Repeat all of the material exactly as given.

════

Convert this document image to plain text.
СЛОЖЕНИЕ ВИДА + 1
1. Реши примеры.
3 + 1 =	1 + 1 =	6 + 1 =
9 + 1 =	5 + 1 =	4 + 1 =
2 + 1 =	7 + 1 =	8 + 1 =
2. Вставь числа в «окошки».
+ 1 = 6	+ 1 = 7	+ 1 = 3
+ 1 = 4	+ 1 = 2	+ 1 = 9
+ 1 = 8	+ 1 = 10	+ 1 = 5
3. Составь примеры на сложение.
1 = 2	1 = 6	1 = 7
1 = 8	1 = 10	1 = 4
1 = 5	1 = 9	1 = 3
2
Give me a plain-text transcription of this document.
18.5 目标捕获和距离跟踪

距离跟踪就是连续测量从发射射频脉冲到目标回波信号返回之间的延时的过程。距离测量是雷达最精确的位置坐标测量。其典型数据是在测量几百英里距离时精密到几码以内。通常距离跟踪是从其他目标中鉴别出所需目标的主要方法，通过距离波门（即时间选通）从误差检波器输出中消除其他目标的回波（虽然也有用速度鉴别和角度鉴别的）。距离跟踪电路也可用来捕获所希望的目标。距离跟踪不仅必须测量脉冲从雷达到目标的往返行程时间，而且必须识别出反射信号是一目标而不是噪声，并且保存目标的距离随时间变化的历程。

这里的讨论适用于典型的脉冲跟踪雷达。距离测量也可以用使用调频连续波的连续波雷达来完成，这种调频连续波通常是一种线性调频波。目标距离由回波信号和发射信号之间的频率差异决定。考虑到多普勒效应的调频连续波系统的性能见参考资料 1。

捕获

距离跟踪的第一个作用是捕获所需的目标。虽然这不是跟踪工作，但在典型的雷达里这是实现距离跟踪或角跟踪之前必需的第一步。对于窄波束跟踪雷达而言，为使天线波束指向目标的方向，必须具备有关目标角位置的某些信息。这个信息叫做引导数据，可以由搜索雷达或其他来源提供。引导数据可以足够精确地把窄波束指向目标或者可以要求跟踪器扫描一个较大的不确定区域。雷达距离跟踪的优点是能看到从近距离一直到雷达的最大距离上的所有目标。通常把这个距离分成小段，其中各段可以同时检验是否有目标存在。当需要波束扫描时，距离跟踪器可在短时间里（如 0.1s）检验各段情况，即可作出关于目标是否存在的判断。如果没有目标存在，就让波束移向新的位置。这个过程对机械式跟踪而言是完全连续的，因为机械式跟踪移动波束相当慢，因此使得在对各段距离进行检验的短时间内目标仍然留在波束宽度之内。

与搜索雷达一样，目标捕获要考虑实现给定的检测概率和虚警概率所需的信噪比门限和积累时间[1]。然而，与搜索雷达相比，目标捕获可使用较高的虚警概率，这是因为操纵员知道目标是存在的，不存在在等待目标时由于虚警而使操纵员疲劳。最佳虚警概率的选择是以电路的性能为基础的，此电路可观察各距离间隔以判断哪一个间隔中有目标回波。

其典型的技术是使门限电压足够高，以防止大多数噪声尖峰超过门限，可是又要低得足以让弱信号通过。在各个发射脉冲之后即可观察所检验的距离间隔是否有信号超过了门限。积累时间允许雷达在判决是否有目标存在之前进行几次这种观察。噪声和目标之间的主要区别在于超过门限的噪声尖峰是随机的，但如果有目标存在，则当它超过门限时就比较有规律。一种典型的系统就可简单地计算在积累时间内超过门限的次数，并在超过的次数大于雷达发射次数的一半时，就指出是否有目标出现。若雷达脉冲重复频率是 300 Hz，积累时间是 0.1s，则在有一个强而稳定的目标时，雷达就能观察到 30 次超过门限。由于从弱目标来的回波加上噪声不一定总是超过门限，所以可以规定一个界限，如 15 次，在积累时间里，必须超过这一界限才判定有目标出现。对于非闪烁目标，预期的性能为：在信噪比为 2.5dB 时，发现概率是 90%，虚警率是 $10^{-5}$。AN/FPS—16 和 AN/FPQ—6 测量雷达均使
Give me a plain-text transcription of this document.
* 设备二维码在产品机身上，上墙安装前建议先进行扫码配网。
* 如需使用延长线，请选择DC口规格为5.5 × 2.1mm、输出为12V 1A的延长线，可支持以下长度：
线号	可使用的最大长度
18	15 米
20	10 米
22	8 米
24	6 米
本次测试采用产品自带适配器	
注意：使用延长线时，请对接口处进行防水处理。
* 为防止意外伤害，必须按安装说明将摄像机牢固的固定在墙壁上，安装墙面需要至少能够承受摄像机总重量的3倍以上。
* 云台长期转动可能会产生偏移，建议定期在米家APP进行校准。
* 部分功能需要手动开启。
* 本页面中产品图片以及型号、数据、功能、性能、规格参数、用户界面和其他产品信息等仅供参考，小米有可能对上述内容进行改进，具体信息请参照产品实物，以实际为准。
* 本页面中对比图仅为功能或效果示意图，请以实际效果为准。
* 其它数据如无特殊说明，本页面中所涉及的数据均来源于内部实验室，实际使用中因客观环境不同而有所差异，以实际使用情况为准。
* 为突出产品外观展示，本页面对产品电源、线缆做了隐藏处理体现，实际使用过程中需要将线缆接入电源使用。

════

Written solution
Convert this document image to plain text.
СЛОЖЕНИЕ ВИДА + 1
1. Реши примеры.
3 + 1 =	1 + 1 =	6 + 1 =
9 + 1 =	5 + 1 =	4 + 1 =
2 + 1 =	7 + 1 =	8 + 1 =
2. Вставь числа в «окошки».
+ 1 = 6	+ 1 = 7	+ 1 = 3
+ 1 = 4	+ 1 = 2	+ 1 = 9
+ 1 = 8	+ 1 = 10	+ 1 = 5
3. Составь примеры на сложение.
1 = 2	1 = 6	1 = 7
1 = 8	1 = 10	1 = 4
1 = 5	1 = 9	1 = 3
2
Give me a plain-text transcription of this document.
18.5 目标捕获和距离跟踪

距离跟踪就是连续测量从发射射频脉冲到目标回波信号返回之间的延时的过程。距离测量是雷达最精确的位置坐标测量。其典型数据是在测量几百英里距离时精密到几码以内。通常距离跟踪是从其他目标中鉴别出所需目标的主要方法，通过距离波门（即时间选通）从误差检波器输出中消除其他目标的回波（虽然也有用速度鉴别和角度鉴别的）。距离跟踪电路也可用来捕获所希望的目标。距离跟踪不仅必须测量脉冲从雷达到目标的往返行程时间，而且必须识别出反射信号是一目标而不是噪声，并且保存目标的距离随时间变化的历程。

这里的讨论适用于典型的脉冲跟踪雷达。距离测量也可以用使用调频连续波的连续波雷达来完成，这种调频连续波通常是一种线性调频波。目标距离由回波信号和发射信号之间的频率差异决定。考虑到多普勒效应的调频连续波系统的性能见参考资料 1。

捕获

距离跟踪的第一个作用是捕获所需的目标。虽然这不是跟踪工作，但在典型的雷达里这是实现距离跟踪或角跟踪之前必需的第一步。对于窄波束跟踪雷达而言，为使天线波束指向目标的方向，必须具备有关目标角位置的某些信息。这个信息叫做引导数据，可以由搜索雷达或其他来源提供。引导数据可以足够精确地把窄波束指向目标或者可以要求跟踪器扫描一个较大的不确定区域。雷达距离跟踪的优点是能看到从近距离一直到雷达的最大距离上的所有目标。通常把这个距离分成小段，其中各段可以同时检验是否有目标存在。当需要波束扫描时，距离跟踪器可在短时间里（如 0.1s）检验各段情况，即可作出关于目标是否存在的判断。如果没有目标存在，就让波束移向新的位置。这个过程对机械式跟踪而言是完全连续的，因为机械式跟踪移动波束相当慢，因此使得在对各段距离进行检验的短时间内目标仍然留在波束宽度之内。

与搜索雷达一样，目标捕获要考虑实现给定的检测概率和虚警概率所需的信噪比门限和积累时间[1]。然而，与搜索雷达相比，目标捕获可使用较高的虚警概率，这是因为操纵员知道目标是存在的，不存在在等待目标时由于虚警而使操纵员疲劳。最佳虚警概率的选择是以电路的性能为基础的，此电路可观察各距离间隔以判断哪一个间隔中有目标回波。

其典型的技术是使门限电压足够高，以防止大多数噪声尖峰超过门限，可是又要低得足以让弱信号通过。在各个发射脉冲之后即可观察所检验的距离间隔是否有信号超过了门限。积累时间允许雷达在判决是否有目标存在之前进行几次这种观察。噪声和目标之间的主要区别在于超过门限的噪声尖峰是随机的，但如果有目标存在，则当它超过门限时就比较有规律。一种典型的系统就可简单地计算在积累时间内超过门限的次数，并在超过的次数大于雷达发射次数的一半时，就指出是否有目标出现。若雷达脉冲重复频率是 300 Hz，积累时间是 0.1s，则在有一个强而稳定的目标时，雷达就能观察到 30 次超过门限。由于从弱目标来的回波加上噪声不一定总是超过门限，所以可以规定一个界限，如 15 次，在积累时间里，必须超过这一界限才判定有目标出现。对于非闪烁目标，预期的性能为：在信噪比为 2.5dB 时，发现概率是 90%，虚警率是 $10^{-5}$。AN/FPS—16 和 AN/FPQ—6 测量雷达均使
Give me a plain-text transcription of this document.
* 设备二维码在产品机身上，上墙安装前建议先进行扫码配网。
* 如需使用延长线，请选择DC口规格为5.5 × 2.1mm、输出为12V 1A的延长线，可支持以下长度：
线号	可使用的最大长度
18	15 米
20	10 米
22	8 米
24	6 米
本次测试采用产品自带适配器	
注意：使用延长线时，请对接口处进行防水处理。
* 为防止意外伤害，必须按安装说明将摄像机牢固的固定在墙壁上，安装墙面需要至少能够承受摄像机总重量的3倍以上。
* 云台长期转动可能会产生偏移，建议定期在米家APP进行校准。
* 部分功能需要手动开启。
* 本页面中产品图片以及型号、数据、功能、性能、规格参数、用户界面和其他产品信息等仅供参考，小米有可能对上述内容进行改进，具体信息请参照产品实物，以实际为准。
* 本页面中对比图仅为功能或效果示意图，请以实际效果为准。
* 其它数据如无特殊说明，本页面中所涉及的数据均来源于内部实验室，实际使用中因客观环境不同而有所差异，以实际使用情况为准。
* 为突出产品外观展示，本页面对产品电源、线缆做了隐藏处理体现，实际使用过程中需要将线缆接入电源使用。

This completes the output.